Description of the task:
How many lines in the entries below include the string "JSON"? Answer with the number only.

[Dataset listings of figures]
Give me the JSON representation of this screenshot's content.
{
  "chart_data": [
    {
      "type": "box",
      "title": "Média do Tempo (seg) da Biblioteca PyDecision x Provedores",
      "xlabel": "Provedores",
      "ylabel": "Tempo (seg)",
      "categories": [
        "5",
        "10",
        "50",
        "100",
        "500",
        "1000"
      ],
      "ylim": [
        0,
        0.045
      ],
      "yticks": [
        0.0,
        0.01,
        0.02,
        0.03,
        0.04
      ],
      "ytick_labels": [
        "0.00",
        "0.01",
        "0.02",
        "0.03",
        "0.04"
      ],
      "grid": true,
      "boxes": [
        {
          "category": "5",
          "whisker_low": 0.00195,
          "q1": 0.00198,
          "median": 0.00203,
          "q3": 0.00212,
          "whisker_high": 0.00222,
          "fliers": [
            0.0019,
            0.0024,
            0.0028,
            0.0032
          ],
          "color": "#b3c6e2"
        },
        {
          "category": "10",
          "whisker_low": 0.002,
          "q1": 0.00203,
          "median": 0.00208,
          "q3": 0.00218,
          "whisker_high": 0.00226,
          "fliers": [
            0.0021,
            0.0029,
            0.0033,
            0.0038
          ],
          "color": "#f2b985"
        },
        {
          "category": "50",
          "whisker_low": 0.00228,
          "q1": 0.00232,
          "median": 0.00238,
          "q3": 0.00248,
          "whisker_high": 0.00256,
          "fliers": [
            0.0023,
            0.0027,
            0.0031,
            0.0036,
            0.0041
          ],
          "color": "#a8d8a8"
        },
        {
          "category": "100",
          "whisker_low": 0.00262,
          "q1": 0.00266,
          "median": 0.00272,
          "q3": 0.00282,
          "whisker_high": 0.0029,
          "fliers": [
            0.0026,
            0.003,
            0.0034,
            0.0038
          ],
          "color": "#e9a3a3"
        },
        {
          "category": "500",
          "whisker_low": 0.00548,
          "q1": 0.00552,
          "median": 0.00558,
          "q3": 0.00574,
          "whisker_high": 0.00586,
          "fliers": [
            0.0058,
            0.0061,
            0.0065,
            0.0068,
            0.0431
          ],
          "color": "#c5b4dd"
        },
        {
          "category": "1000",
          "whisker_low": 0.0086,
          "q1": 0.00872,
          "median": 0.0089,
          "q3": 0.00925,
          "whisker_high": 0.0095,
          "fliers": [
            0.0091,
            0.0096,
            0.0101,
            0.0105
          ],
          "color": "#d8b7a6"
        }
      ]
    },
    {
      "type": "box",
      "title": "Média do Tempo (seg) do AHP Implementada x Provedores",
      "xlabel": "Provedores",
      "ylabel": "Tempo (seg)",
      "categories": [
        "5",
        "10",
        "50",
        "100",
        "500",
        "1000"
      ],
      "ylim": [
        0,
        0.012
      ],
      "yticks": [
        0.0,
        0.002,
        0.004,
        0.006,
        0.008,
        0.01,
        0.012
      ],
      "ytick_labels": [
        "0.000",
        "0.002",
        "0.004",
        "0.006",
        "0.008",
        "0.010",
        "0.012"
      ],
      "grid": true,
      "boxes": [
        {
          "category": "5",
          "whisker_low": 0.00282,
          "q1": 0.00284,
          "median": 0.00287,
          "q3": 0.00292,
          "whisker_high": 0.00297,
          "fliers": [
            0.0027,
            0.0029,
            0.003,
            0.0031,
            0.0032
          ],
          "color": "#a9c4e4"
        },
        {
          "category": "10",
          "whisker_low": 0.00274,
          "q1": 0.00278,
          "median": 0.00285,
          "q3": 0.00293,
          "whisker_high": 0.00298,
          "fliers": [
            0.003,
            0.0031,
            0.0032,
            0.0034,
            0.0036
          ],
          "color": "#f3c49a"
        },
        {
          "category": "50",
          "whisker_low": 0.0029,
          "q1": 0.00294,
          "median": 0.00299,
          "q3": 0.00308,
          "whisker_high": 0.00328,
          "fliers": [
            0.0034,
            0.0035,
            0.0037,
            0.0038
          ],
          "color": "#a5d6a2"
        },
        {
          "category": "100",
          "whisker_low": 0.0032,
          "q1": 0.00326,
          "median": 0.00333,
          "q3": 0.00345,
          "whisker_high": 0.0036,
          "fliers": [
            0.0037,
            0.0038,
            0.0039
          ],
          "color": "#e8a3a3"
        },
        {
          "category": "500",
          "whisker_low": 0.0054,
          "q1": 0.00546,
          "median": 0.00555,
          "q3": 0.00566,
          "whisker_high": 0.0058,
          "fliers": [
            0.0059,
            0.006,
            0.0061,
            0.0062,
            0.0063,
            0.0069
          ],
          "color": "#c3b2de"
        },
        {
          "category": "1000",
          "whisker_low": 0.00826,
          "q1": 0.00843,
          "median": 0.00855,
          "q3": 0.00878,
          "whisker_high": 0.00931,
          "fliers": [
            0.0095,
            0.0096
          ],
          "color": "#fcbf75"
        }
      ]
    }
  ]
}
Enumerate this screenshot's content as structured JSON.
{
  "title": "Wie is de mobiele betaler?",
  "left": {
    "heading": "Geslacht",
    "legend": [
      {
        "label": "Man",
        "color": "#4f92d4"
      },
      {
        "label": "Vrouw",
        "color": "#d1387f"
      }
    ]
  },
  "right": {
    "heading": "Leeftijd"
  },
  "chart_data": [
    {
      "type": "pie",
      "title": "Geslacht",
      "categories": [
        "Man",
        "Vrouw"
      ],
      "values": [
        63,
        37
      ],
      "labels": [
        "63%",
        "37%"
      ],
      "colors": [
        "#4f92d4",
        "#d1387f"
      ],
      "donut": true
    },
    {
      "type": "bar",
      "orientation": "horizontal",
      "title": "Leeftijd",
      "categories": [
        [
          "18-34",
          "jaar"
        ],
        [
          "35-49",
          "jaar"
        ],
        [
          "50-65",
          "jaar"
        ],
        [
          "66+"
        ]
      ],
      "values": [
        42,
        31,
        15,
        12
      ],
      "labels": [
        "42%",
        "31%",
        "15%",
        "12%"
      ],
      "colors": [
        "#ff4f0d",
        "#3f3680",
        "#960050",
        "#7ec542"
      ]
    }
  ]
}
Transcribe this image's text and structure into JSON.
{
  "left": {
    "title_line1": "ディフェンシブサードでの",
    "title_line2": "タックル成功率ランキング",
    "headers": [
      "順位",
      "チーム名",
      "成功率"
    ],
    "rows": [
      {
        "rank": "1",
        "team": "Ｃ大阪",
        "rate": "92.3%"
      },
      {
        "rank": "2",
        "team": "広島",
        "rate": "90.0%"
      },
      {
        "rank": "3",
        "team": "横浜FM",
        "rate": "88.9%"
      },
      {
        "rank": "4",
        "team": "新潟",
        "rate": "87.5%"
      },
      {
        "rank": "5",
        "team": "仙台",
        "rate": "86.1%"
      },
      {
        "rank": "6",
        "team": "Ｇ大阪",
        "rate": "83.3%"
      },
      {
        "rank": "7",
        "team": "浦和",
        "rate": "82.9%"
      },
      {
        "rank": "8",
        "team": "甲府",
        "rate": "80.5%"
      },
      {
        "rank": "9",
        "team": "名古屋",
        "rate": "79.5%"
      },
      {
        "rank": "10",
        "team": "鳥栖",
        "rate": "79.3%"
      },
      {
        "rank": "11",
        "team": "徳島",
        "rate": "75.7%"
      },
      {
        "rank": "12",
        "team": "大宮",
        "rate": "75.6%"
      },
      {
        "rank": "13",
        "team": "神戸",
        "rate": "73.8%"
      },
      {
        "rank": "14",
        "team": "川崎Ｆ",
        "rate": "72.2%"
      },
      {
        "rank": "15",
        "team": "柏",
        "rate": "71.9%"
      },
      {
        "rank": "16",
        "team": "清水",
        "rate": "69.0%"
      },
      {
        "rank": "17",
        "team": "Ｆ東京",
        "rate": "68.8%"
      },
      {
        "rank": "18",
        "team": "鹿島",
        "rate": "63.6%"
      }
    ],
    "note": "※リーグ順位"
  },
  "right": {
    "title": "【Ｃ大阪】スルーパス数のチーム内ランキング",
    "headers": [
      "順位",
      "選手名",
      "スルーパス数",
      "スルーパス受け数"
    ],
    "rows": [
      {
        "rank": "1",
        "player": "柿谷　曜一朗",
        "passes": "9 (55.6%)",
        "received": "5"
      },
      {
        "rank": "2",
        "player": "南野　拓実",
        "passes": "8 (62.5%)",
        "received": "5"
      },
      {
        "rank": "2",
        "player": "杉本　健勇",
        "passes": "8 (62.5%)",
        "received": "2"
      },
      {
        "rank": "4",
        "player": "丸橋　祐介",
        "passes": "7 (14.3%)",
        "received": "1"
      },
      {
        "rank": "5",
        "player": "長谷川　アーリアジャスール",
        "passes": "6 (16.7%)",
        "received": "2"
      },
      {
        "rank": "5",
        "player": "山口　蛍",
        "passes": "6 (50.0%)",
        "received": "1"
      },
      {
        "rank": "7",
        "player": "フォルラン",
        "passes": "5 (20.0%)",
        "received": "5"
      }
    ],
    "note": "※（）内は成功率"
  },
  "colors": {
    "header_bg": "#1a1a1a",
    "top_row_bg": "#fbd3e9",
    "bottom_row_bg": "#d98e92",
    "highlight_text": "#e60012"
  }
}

Complete response:
3